- EXERCISE INSTRUCTIONS
Copy the records that follow exactly as written, but not their pictures.

[Part of a data file]
— START —
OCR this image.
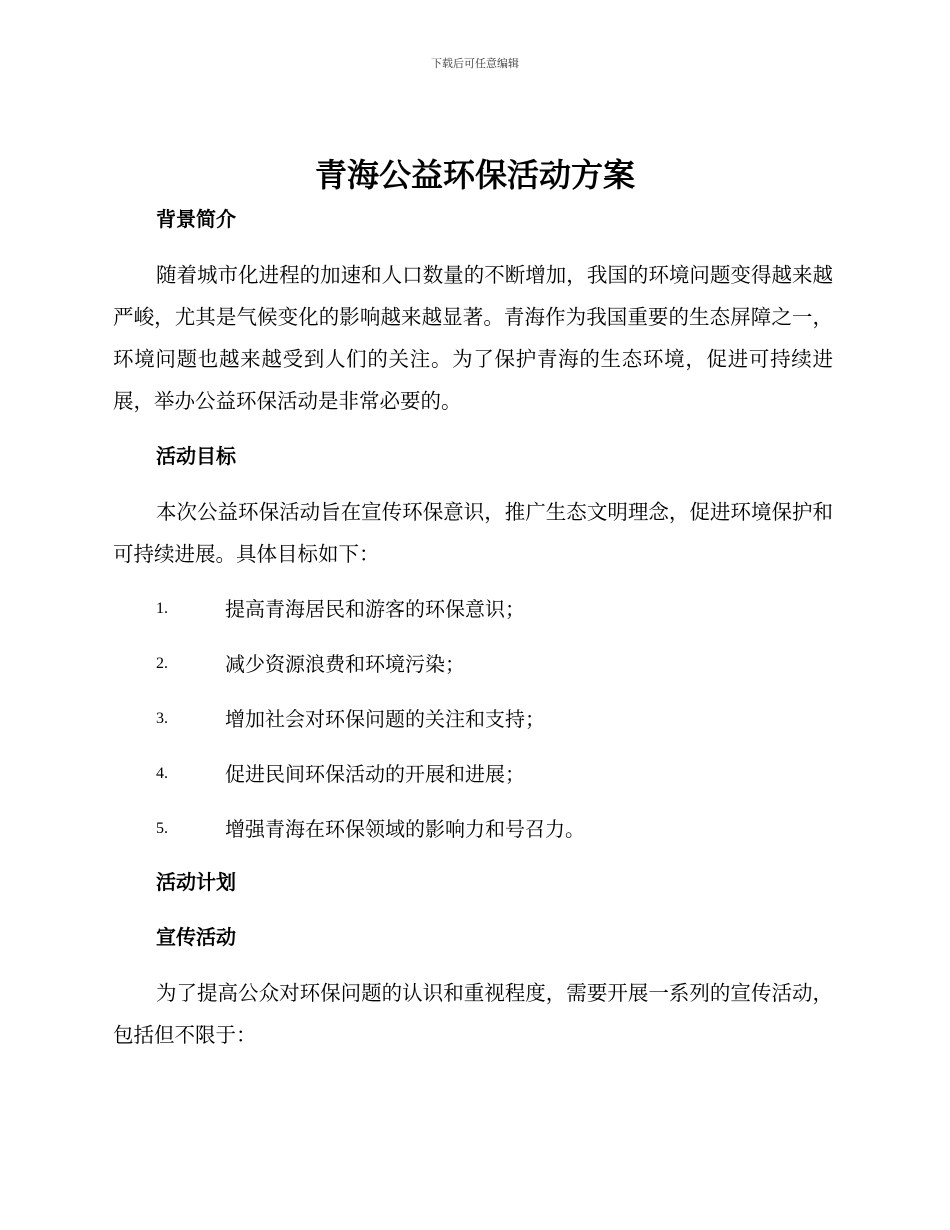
下载后可任意编辑
青海公益环保活动方案
背景简介
随着城市化进程的加速和人口数量的不断增加，我国的环境问题变得越来越严峻，尤其是气候变化的影响越来越显著。青海作为我国重要的生态屏障之一，环境问题也越来越受到人们的关注。为了保护青海的生态环境，促进可持续进展，举办公益环保活动是非常必要的。
活动目标
本次公益环保活动旨在宣传环保意识，推广生态文明理念，促进环境保护和可持续进展。具体目标如下：
1.	提高青海居民和游客的环保意识；
2.	减少资源浪费和环境污染；
3.	增加社会对环保问题的关注和支持；
4.	促进民间环保活动的开展和进展；
5.	增强青海在环保领域的影响力和号召力。
活动计划
宣传活动
为了提高公众对环保问题的认识和重视程度，需要开展一系列的宣传活动，包括但不限于：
— END —
- FULL OUTPUT
OCR this image.
下载后可任意编辑
青海公益环保活动方案
背景简介
随着城市化进程的加速和人口数量的不断增加，我国的环境问题变得越来越严峻，尤其是气候变化的影响越来越显著。青海作为我国重要的生态屏障之一，环境问题也越来越受到人们的关注。为了保护青海的生态环境，促进可持续进展，举办公益环保活动是非常必要的。
活动目标
本次公益环保活动旨在宣传环保意识，推广生态文明理念，促进环境保护和可持续进展。具体目标如下：
1.	提高青海居民和游客的环保意识；
2.	减少资源浪费和环境污染；
3.	增加社会对环保问题的关注和支持；
4.	促进民间环保活动的开展和进展；
5.	增强青海在环保领域的影响力和号召力。
活动计划
宣传活动
为了提高公众对环保问题的认识和重视程度，需要开展一系列的宣传活动，包括但不限于：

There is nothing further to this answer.